------ DATASET
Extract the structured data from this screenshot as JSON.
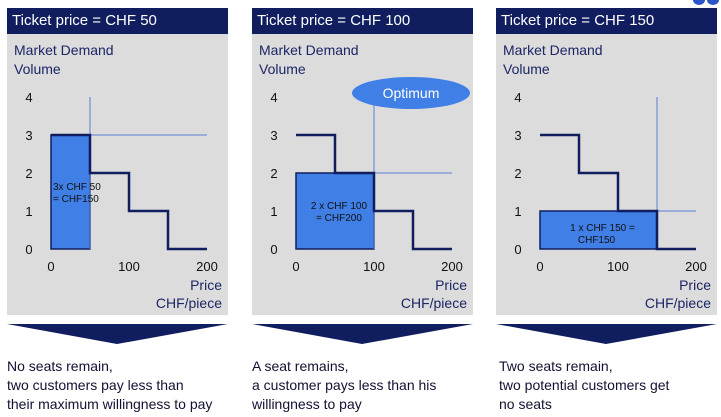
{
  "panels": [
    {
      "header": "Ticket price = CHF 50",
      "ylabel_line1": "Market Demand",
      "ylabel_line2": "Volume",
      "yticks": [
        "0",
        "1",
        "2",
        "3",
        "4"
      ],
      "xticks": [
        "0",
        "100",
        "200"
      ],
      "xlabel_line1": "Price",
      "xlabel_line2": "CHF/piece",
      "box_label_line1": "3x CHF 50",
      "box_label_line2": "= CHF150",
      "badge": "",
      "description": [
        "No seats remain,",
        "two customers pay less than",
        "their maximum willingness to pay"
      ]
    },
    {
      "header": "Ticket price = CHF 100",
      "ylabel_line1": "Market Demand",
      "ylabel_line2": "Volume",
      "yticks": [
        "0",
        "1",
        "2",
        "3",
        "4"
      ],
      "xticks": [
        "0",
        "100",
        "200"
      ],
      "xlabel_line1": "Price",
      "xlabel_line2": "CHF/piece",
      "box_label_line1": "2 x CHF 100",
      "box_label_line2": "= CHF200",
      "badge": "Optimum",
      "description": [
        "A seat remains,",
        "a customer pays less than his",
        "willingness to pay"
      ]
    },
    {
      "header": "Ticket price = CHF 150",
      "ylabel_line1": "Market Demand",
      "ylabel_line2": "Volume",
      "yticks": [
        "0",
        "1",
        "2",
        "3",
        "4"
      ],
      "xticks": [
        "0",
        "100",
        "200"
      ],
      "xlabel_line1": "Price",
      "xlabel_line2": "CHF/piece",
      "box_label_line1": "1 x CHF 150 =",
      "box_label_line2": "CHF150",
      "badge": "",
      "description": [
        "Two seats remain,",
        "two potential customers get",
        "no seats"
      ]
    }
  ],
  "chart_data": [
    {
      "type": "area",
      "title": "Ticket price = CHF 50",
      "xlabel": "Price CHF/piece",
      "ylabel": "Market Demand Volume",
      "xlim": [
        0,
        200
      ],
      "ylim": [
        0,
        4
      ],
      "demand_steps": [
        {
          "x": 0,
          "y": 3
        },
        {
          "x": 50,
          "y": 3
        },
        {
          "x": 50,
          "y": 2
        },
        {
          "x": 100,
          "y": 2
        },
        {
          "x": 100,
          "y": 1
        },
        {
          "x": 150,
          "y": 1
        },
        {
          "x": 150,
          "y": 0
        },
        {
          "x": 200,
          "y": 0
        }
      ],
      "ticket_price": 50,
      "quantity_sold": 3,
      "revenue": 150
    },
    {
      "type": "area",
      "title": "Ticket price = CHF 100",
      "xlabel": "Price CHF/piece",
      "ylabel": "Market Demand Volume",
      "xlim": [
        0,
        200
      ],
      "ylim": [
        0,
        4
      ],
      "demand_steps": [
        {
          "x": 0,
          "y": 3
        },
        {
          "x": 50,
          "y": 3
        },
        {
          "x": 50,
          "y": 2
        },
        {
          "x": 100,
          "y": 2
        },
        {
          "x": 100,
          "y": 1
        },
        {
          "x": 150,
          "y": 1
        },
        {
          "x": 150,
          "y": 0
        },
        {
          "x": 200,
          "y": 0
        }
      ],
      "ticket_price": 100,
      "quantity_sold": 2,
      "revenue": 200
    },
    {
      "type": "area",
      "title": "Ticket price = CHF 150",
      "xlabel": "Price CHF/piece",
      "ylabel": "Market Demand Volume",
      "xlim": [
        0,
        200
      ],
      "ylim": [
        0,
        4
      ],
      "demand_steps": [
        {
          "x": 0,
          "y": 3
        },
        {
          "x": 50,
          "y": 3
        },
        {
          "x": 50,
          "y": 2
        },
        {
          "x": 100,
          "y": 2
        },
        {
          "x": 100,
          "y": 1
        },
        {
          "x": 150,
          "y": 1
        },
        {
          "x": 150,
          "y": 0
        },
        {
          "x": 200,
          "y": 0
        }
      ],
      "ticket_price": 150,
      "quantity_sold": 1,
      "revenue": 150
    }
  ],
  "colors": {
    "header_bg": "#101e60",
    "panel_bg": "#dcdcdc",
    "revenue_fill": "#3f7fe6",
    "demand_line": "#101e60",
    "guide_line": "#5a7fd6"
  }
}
------------
------ DATASET
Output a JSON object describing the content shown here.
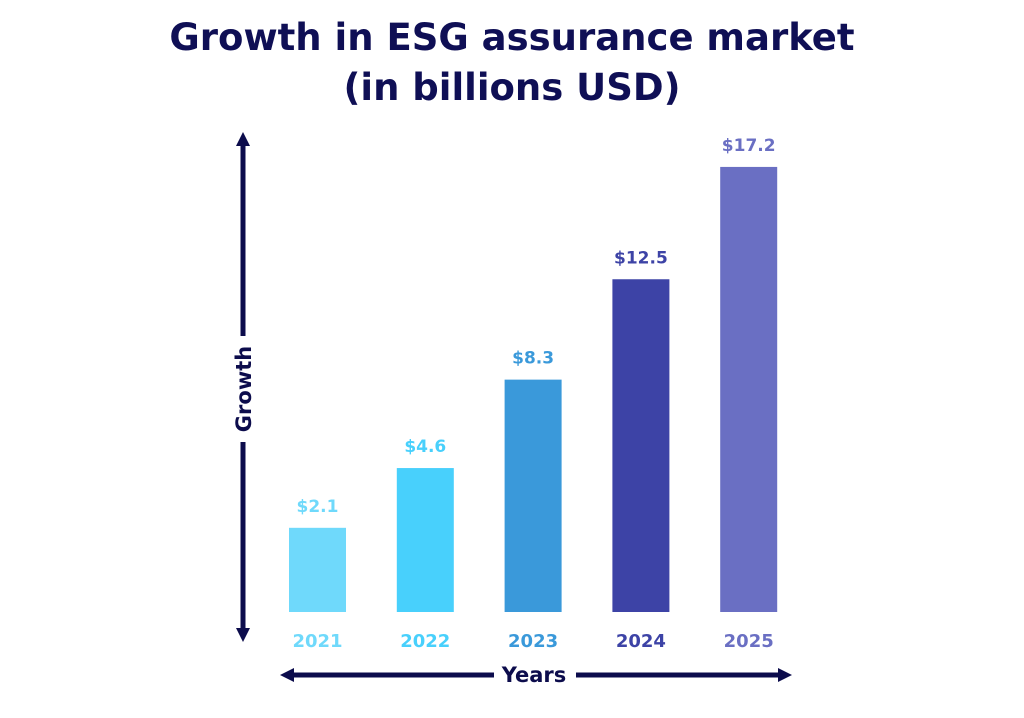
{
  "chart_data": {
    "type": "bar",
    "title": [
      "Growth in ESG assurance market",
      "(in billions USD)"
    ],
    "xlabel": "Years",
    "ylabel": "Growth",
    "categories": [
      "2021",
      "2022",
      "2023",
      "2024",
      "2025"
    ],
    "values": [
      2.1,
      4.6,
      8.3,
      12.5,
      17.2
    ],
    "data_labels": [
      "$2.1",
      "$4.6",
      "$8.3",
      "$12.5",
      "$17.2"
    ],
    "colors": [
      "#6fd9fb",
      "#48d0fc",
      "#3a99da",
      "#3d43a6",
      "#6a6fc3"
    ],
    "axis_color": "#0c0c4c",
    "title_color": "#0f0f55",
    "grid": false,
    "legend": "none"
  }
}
------------
SET EXERCISE: Among the lines of the material, find those that hold the word "JSON" and copy them.

ANSWER BELOW:
Extract the structured data from this screenshot as JSON.
Output a JSON object describing the content shown here.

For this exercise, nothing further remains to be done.